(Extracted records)
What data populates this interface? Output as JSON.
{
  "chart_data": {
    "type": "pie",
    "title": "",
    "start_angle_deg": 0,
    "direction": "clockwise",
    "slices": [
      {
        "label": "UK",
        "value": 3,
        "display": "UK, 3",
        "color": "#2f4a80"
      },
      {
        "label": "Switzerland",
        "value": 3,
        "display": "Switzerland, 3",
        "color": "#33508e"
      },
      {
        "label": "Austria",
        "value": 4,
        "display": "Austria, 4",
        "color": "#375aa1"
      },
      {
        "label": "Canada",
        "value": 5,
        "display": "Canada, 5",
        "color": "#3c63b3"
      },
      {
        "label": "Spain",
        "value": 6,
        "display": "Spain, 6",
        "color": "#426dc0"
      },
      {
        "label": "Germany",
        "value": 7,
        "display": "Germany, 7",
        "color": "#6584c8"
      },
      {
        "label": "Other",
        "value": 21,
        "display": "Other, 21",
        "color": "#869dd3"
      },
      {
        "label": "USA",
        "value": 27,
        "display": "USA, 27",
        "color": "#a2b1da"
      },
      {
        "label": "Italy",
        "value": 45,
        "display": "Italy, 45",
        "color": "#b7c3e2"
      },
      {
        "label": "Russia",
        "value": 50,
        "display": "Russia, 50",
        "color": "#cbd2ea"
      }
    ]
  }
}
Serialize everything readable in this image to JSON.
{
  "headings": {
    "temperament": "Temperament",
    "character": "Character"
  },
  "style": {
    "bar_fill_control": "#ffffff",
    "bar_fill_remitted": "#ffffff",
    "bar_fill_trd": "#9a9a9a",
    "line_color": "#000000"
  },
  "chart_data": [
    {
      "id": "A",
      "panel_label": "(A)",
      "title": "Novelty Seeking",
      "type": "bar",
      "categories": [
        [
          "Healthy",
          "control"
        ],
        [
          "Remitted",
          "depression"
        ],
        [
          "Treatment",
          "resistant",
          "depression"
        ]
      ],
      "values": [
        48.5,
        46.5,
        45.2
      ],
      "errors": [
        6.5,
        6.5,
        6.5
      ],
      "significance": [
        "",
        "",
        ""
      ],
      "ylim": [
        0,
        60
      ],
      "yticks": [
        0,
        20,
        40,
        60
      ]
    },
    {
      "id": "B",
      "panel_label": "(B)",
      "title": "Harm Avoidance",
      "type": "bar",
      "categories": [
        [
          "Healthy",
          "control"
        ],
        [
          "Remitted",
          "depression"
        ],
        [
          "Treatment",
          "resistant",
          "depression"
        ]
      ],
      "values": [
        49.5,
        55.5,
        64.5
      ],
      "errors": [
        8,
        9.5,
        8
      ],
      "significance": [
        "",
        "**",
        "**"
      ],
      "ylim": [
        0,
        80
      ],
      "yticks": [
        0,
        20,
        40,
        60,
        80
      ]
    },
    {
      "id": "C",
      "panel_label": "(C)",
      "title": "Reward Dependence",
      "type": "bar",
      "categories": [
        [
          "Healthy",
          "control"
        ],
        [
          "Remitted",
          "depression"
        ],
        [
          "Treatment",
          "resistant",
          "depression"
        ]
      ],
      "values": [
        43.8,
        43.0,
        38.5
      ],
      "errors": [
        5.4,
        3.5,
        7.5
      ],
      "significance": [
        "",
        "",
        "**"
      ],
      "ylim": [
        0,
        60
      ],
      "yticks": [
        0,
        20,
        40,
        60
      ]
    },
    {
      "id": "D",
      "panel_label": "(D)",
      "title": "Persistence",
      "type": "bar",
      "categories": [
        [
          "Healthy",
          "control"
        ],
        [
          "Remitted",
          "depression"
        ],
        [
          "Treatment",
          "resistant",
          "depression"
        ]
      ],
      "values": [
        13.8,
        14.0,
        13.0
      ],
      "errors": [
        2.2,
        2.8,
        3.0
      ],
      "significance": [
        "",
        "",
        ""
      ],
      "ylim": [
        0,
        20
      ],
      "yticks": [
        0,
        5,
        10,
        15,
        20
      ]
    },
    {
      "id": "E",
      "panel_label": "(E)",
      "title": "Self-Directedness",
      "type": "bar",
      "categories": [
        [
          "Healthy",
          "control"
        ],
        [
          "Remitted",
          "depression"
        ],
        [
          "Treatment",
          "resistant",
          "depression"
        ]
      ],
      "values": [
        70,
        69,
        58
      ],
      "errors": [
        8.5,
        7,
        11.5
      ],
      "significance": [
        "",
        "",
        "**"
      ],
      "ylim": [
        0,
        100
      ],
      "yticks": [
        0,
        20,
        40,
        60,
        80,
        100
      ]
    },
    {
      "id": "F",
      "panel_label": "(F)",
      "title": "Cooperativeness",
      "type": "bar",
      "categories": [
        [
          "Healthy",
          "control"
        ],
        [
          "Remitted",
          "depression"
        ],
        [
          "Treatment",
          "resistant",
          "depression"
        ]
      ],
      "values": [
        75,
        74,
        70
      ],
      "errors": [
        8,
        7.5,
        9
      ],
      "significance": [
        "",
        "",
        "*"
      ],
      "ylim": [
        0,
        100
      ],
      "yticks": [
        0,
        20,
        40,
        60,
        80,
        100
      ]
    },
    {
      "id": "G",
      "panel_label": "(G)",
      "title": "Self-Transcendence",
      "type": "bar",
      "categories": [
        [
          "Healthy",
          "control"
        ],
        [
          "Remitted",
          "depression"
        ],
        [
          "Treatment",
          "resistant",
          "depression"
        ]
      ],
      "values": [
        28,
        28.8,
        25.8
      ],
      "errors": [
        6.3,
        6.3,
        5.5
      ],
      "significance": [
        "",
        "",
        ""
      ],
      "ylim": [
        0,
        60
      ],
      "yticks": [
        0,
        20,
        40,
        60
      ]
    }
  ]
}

* [WRITTEN EXERCISE]:
From the material above, copy each line that includes the word "Self".

* [ANSWER]:
      "title": "Self-Directedness",
      "title": "Self-Transcendence",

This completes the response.